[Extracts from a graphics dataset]

════════════════

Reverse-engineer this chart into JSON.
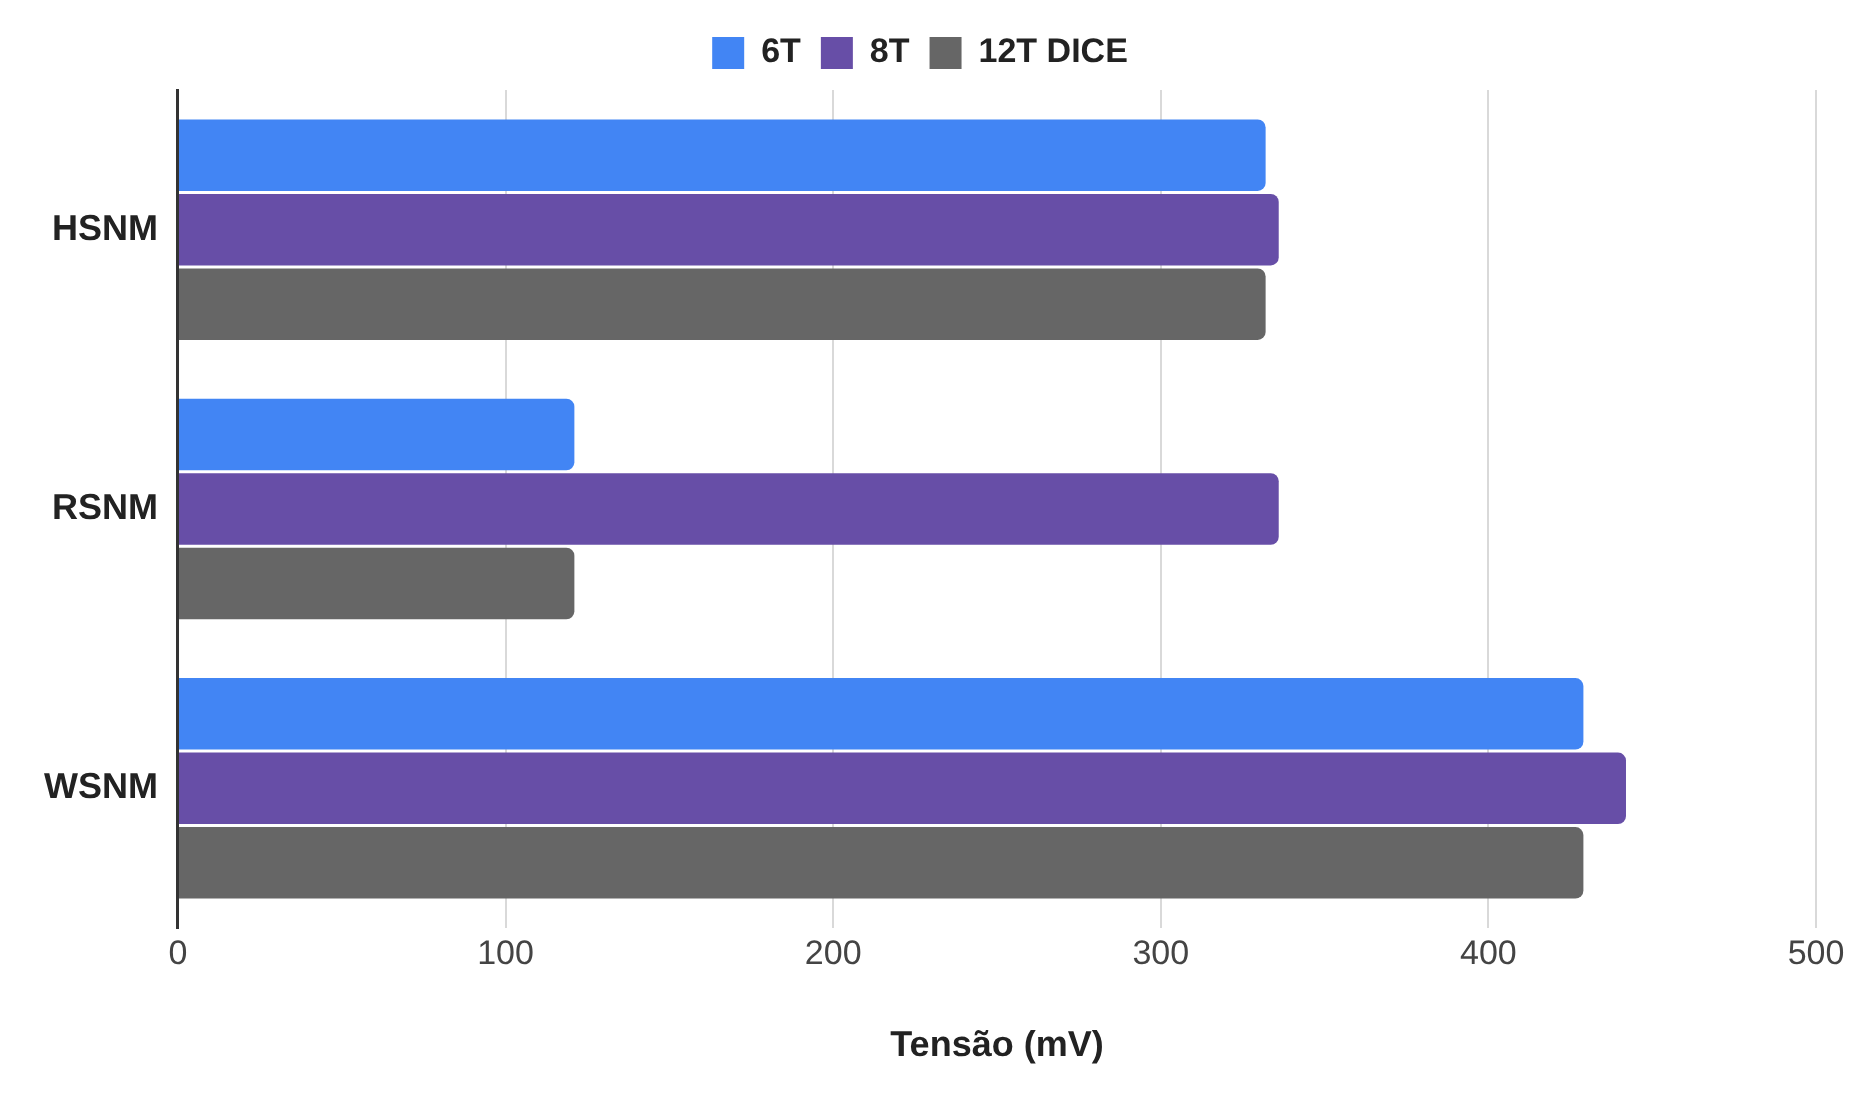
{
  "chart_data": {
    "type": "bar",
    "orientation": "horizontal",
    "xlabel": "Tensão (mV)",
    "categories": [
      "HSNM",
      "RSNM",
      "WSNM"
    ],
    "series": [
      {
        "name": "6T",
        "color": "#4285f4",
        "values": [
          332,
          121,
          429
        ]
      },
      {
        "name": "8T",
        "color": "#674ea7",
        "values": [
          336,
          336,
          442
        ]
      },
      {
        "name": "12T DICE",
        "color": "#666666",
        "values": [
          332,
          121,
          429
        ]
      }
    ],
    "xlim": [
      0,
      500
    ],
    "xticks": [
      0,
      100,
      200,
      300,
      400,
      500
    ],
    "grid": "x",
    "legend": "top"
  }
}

════════════════

What you need to do
Locate the word "color" in the records and collect each line it appears in.

Written response
        "color": "#4285f4",
        "color": "#674ea7",
        "color": "#666666",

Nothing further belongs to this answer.